GOAL: Search the records for "into" and copy each line that holds it.

DATASET RECORDS:

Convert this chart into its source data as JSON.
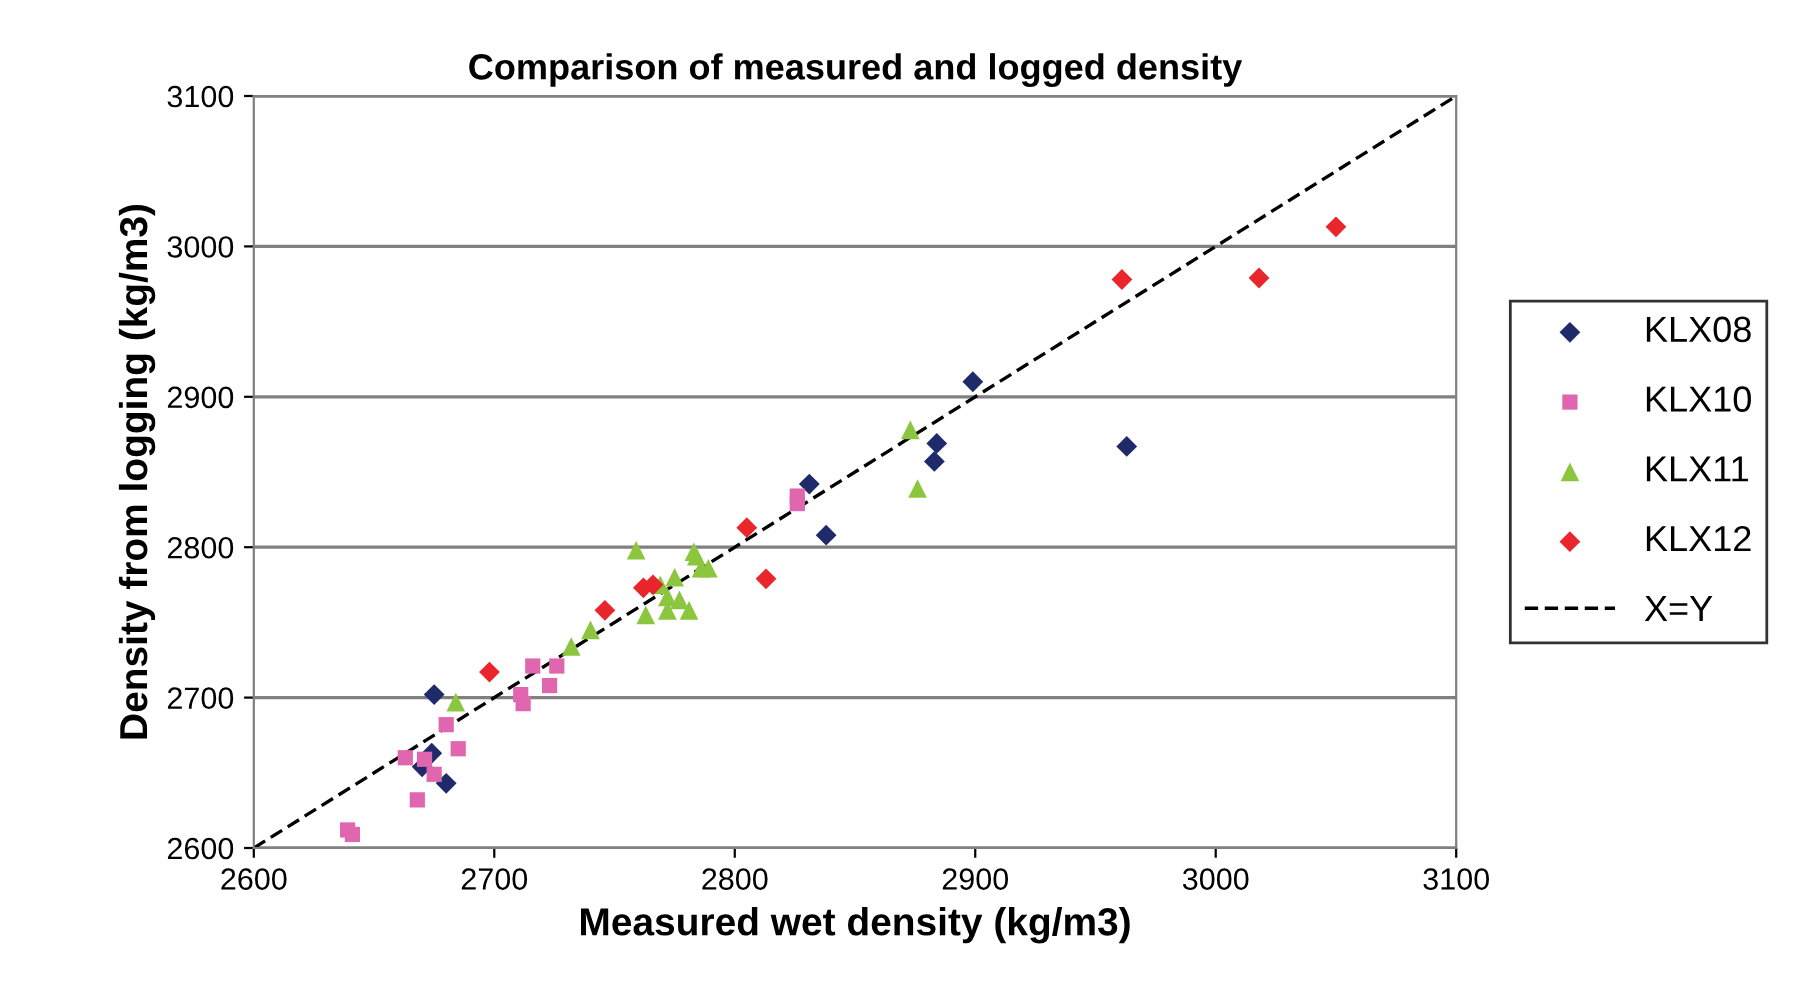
{
  "chart_data": {
    "type": "scatter",
    "title": "Comparison of measured and logged density",
    "xlabel": "Measured wet density (kg/m3)",
    "ylabel": "Density from logging (kg/m3)",
    "xlim": [
      2600,
      3100
    ],
    "ylim": [
      2600,
      3100
    ],
    "xticks": [
      2600,
      2700,
      2800,
      2900,
      3000,
      3100
    ],
    "yticks": [
      2600,
      2700,
      2800,
      2900,
      3000,
      3100
    ],
    "grid": "y",
    "legend": "right",
    "series": [
      {
        "name": "KLX08",
        "color": "#1f2a6b",
        "marker": "diamond",
        "x": [
          2675,
          2674,
          2670,
          2680,
          2838,
          2899,
          2884,
          2883,
          2963,
          2831
        ],
        "values": [
          2702,
          2663,
          2654,
          2643,
          2808,
          2910,
          2869,
          2857,
          2867,
          2842
        ]
      },
      {
        "name": "KLX10",
        "color": "#e066b0",
        "marker": "square",
        "x": [
          2680,
          2663,
          2671,
          2685,
          2675,
          2668,
          2639,
          2641,
          2716,
          2726,
          2711,
          2712,
          2723,
          2826,
          2826
        ],
        "values": [
          2682,
          2660,
          2659,
          2666,
          2649,
          2632,
          2612,
          2609,
          2721,
          2721,
          2702,
          2696,
          2708,
          2829,
          2834
        ]
      },
      {
        "name": "KLX11",
        "color": "#8cc63f",
        "marker": "triangle",
        "x": [
          2684,
          2759,
          2783,
          2784,
          2786,
          2789,
          2775,
          2769,
          2772,
          2777,
          2781,
          2772,
          2763,
          2740,
          2732,
          2873,
          2876
        ],
        "values": [
          2697,
          2798,
          2797,
          2794,
          2786,
          2786,
          2780,
          2775,
          2767,
          2765,
          2758,
          2758,
          2755,
          2745,
          2734,
          2878,
          2839
        ]
      },
      {
        "name": "KLX12",
        "color": "#e8262b",
        "marker": "diamond",
        "x": [
          2698,
          2805,
          2813,
          2762,
          2766,
          2746,
          2961,
          3018,
          3050
        ],
        "values": [
          2717,
          2813,
          2779,
          2773,
          2775,
          2758,
          2978,
          2979,
          3013
        ]
      },
      {
        "name": "X=Y",
        "type": "line",
        "color": "#000000",
        "line_style": "dashed",
        "marker": "none",
        "x": [
          2600,
          3100
        ],
        "values": [
          2600,
          3100
        ]
      }
    ]
  }
}
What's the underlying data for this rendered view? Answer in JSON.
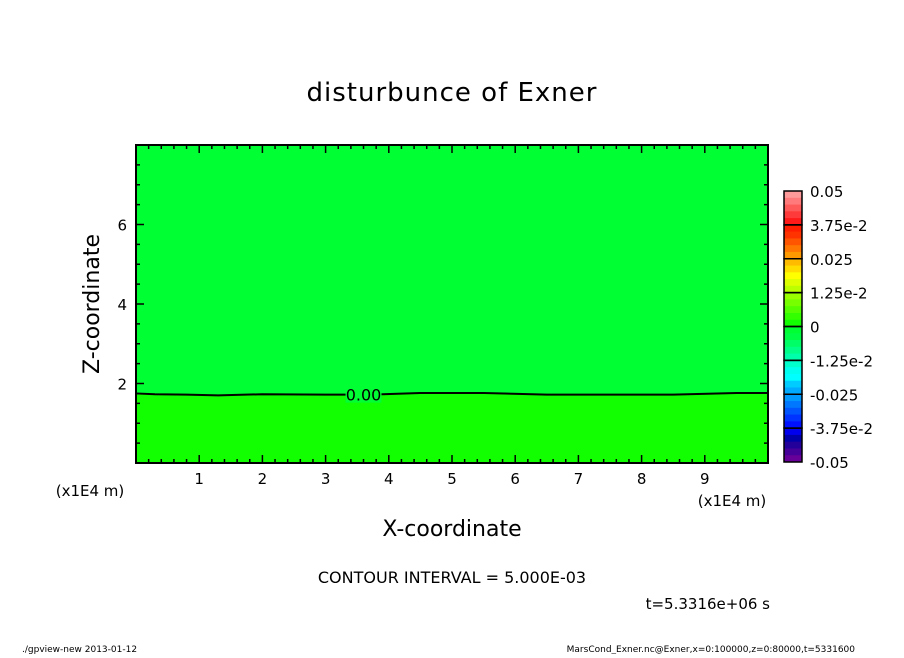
{
  "chart_data": {
    "type": "heatmap",
    "subtype": "filled-contour",
    "title": "disturbunce of Exner",
    "xlabel": "X-coordinate",
    "ylabel": "Z-coordinate",
    "x_unit": "(x1E4 m)",
    "xlim": [
      0,
      10
    ],
    "ylim": [
      0,
      8
    ],
    "x_ticks": [
      "1",
      "2",
      "3",
      "4",
      "5",
      "6",
      "7",
      "8",
      "9"
    ],
    "y_ticks": [
      "2",
      "4",
      "6"
    ],
    "regions": [
      {
        "range": [
          0,
          0.005
        ],
        "z_from": 1.75,
        "z_to": 8,
        "color": "#00ff33"
      },
      {
        "range": [
          -0.005,
          0
        ],
        "z_from": 0,
        "z_to": 1.75,
        "color": "#11ff00"
      }
    ],
    "contours": [
      {
        "level": 0.0,
        "label": "0.00",
        "x": [
          0,
          0.3,
          0.8,
          1.3,
          2.0,
          3.0,
          3.3,
          3.9,
          4.5,
          5.5,
          6.5,
          7.5,
          8.5,
          9.5,
          10
        ],
        "z": [
          1.75,
          1.73,
          1.72,
          1.7,
          1.73,
          1.72,
          1.72,
          1.73,
          1.76,
          1.76,
          1.72,
          1.72,
          1.72,
          1.76,
          1.76
        ]
      }
    ],
    "colorbar": {
      "min": -0.05,
      "max": 0.05,
      "labels": [
        "0.05",
        "3.75e-2",
        "0.025",
        "1.25e-2",
        "0",
        "-1.25e-2",
        "-0.025",
        "-3.75e-2",
        "-0.05"
      ],
      "colors": [
        "#ff9a9a",
        "#ff7a7a",
        "#ff5a5a",
        "#ff3a3a",
        "#ff1a1a",
        "#ff1f00",
        "#ff3300",
        "#ff5500",
        "#ff7700",
        "#ff9900",
        "#ffbb00",
        "#ffdd00",
        "#ffff00",
        "#ddff00",
        "#bbff00",
        "#99ff00",
        "#77ff00",
        "#55ff00",
        "#33ff00",
        "#11ff00",
        "#00ff33",
        "#00ff44",
        "#00ff66",
        "#00ff88",
        "#00ffaa",
        "#00ffcc",
        "#00ffee",
        "#00ffff",
        "#00ccff",
        "#00aaff",
        "#0099ff",
        "#0077ff",
        "#0055ff",
        "#0033ff",
        "#0011ff",
        "#0000ee",
        "#0000aa",
        "#220099",
        "#440099",
        "#660099"
      ]
    }
  },
  "annotations": {
    "contour_interval": "CONTOUR INTERVAL = 5.000E-03",
    "time": "t=5.3316e+06 s",
    "footer_left": "./gpview-new  2013-01-12",
    "footer_right": "MarsCond_Exner.nc@Exner,x=0:100000,z=0:80000,t=5331600"
  }
}
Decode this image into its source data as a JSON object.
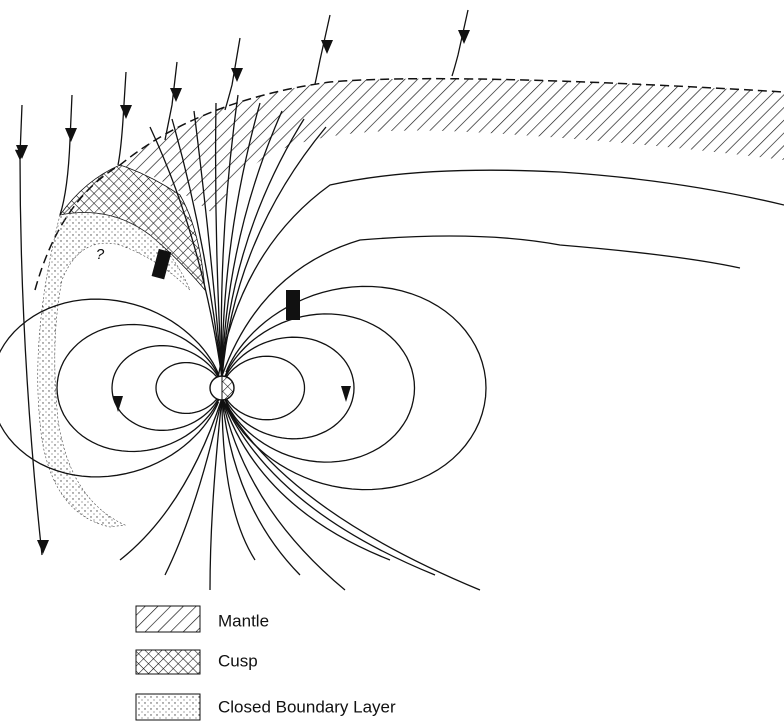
{
  "legend": [
    {
      "label": "Mantle"
    },
    {
      "label": "Cusp"
    },
    {
      "label": "Closed Boundary Layer"
    }
  ],
  "annotations": {
    "question_mark": "?"
  }
}
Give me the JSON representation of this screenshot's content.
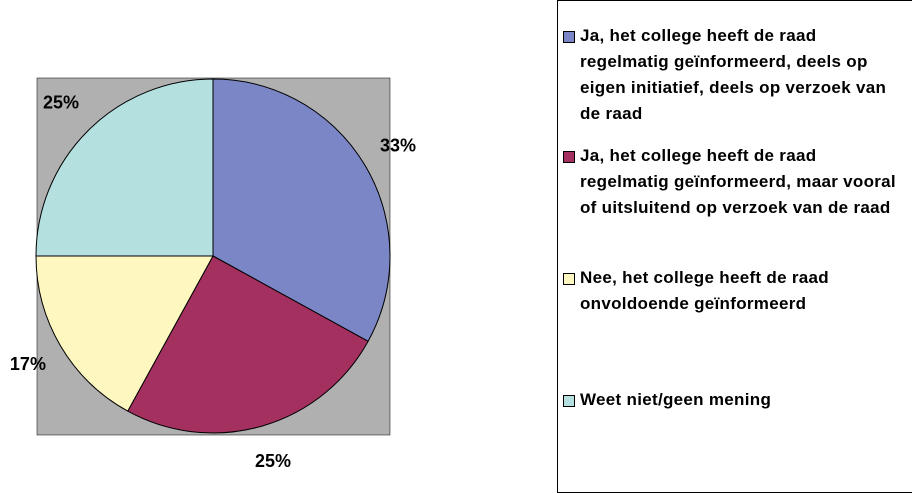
{
  "chart_data": {
    "type": "pie",
    "series": [
      {
        "name": "Ja, het college heeft de raad regelmatig geïnformeerd, deels op eigen initiatief, deels op verzoek van de raad",
        "color": "#7b86c6",
        "value": 33,
        "value_label": "33%"
      },
      {
        "name": "Ja, het college heeft de raad regelmatig geïnformeerd, maar vooral of uitsluitend op verzoek van de raad",
        "color": "#a3305f",
        "value": 25,
        "value_label": "25%"
      },
      {
        "name": "Nee, het college heeft de raad onvoldoende geïnformeerd",
        "color": "#fff7c0",
        "value": 17,
        "value_label": "17%"
      },
      {
        "name": "Weet niet/geen mening",
        "color": "#b4e0e0",
        "value": 25,
        "value_label": "25%"
      }
    ]
  }
}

FINISHED EXERCISE:
Convert this chart into its source data as JSON.
Decode this image into its source data as a JSON object.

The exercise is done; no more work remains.